Work required –
Scan the data. Collect each line that contains the word "ведомственного".

┏━━

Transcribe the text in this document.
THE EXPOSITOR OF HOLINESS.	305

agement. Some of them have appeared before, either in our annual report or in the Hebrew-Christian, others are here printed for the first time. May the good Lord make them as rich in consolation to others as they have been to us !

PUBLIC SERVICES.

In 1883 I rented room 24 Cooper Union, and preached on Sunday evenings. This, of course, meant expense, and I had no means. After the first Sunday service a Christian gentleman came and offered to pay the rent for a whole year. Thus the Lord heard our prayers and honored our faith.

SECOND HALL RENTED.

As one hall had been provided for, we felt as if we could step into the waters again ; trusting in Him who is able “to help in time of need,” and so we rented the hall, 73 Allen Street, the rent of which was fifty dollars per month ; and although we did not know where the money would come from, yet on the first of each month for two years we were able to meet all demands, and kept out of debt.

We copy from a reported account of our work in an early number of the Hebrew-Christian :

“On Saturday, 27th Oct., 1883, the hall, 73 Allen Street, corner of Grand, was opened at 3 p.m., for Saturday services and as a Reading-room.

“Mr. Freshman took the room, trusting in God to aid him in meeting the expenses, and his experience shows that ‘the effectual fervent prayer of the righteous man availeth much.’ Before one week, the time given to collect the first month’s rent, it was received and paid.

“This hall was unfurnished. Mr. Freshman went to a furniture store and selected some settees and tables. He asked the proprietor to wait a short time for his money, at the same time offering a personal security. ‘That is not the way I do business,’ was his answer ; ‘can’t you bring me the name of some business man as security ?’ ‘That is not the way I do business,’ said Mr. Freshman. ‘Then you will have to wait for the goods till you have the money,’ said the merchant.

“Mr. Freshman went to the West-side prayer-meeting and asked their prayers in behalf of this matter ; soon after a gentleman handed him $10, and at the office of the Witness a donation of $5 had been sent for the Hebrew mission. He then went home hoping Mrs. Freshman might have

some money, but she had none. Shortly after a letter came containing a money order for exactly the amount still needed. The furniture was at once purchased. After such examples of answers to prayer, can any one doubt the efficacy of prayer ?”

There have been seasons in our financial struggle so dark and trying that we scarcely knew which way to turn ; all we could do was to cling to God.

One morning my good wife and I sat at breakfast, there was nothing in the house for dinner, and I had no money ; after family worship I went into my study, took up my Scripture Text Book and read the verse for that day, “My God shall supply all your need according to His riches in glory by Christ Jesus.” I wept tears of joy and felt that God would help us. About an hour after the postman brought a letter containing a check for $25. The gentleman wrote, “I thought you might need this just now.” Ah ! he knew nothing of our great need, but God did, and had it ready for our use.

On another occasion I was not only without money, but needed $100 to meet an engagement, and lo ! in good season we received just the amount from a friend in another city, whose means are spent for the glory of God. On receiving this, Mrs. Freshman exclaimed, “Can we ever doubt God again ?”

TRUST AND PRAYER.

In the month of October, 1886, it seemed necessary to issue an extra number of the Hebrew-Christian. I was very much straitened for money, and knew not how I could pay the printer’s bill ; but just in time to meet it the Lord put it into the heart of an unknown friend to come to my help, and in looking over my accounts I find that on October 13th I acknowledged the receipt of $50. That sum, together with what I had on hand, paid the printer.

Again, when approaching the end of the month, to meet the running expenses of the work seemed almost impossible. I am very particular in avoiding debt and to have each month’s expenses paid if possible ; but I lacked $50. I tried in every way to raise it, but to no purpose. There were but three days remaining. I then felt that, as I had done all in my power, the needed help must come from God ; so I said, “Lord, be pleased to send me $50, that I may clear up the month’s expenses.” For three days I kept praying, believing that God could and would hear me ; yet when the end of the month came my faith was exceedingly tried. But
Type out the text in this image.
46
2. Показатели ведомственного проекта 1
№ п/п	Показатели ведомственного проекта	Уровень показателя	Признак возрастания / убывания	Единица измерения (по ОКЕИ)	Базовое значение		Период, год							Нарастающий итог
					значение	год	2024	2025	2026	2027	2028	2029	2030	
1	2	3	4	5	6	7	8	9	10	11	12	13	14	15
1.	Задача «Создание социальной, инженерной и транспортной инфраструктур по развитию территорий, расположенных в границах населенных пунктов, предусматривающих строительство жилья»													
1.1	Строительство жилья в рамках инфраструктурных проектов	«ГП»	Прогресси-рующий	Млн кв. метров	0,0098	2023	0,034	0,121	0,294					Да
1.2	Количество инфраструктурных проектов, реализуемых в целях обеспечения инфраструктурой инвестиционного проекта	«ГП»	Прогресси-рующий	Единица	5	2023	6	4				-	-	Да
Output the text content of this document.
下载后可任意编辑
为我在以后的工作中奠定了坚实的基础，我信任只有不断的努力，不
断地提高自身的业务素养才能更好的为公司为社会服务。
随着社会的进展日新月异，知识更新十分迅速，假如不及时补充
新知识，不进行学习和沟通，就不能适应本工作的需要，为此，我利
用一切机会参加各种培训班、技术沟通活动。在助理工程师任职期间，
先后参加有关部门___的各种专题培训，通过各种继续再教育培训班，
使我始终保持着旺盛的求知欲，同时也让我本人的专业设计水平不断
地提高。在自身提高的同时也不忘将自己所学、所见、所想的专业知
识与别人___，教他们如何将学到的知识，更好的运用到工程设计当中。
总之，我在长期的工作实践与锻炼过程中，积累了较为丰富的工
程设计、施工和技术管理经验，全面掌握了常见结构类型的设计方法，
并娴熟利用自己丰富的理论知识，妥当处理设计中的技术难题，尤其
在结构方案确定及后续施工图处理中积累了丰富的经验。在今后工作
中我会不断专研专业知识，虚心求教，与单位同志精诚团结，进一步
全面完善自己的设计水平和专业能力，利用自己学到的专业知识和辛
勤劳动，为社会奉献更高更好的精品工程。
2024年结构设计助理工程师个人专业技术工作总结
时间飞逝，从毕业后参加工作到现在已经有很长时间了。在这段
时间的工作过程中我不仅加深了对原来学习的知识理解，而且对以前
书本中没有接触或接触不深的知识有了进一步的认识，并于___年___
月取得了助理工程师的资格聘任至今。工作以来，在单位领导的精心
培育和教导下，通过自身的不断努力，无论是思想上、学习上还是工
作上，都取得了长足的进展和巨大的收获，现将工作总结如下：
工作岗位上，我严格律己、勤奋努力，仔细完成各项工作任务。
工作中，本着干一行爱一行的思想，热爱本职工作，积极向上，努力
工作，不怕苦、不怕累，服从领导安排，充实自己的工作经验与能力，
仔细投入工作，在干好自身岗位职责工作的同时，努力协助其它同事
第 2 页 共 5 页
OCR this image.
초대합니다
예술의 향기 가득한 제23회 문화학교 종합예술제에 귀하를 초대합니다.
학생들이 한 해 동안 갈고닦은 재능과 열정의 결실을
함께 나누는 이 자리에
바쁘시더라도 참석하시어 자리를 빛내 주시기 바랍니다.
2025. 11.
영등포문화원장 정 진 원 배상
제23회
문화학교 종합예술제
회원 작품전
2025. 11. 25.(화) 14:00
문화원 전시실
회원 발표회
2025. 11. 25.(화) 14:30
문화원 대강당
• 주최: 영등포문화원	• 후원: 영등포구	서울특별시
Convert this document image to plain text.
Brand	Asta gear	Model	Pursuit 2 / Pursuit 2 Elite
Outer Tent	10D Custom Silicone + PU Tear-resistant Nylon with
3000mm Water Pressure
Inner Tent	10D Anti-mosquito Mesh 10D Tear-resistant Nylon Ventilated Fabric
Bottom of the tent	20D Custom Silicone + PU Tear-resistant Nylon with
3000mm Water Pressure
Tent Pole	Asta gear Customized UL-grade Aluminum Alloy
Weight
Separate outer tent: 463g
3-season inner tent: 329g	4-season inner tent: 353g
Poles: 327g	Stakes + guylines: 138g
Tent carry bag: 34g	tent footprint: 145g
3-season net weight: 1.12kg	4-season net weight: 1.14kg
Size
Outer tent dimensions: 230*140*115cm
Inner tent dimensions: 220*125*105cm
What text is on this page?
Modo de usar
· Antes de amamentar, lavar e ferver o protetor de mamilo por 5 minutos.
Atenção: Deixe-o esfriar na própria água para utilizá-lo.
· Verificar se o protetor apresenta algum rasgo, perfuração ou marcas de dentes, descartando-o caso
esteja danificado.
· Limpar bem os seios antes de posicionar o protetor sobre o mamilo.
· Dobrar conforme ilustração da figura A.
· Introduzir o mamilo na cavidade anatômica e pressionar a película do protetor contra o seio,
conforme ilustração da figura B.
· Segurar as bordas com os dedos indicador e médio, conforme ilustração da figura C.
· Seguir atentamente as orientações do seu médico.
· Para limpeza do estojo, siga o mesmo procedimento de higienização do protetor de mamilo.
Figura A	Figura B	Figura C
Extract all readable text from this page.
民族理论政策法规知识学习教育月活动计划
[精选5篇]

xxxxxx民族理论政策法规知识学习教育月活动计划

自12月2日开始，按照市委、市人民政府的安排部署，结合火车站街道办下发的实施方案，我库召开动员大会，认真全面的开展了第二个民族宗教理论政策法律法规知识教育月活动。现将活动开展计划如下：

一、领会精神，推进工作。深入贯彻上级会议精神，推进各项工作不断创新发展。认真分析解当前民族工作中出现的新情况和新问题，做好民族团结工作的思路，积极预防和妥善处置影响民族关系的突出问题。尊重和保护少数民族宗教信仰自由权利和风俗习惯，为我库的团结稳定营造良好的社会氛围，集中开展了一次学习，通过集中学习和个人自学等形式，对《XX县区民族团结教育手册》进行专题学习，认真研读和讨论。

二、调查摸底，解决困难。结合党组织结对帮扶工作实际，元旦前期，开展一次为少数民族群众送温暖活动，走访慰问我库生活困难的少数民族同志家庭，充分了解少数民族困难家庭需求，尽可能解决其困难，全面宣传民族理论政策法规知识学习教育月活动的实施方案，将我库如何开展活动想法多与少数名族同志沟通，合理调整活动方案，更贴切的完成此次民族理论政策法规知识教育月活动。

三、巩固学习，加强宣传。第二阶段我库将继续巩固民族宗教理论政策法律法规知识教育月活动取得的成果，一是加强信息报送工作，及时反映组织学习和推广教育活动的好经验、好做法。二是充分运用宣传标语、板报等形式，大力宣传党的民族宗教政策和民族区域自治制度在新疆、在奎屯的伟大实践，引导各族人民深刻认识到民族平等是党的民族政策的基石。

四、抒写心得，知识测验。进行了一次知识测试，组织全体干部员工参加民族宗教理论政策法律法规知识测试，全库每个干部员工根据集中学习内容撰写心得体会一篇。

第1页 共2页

┗━━

Answer –
2. Показатели ведомственного проекта 1
№ п/п	Показатели ведомственного проекта	Уровень показателя	Признак возрастания / убывания	Единица измерения (по ОКЕИ)	Базовое значение		Период, год							Нарастающий итог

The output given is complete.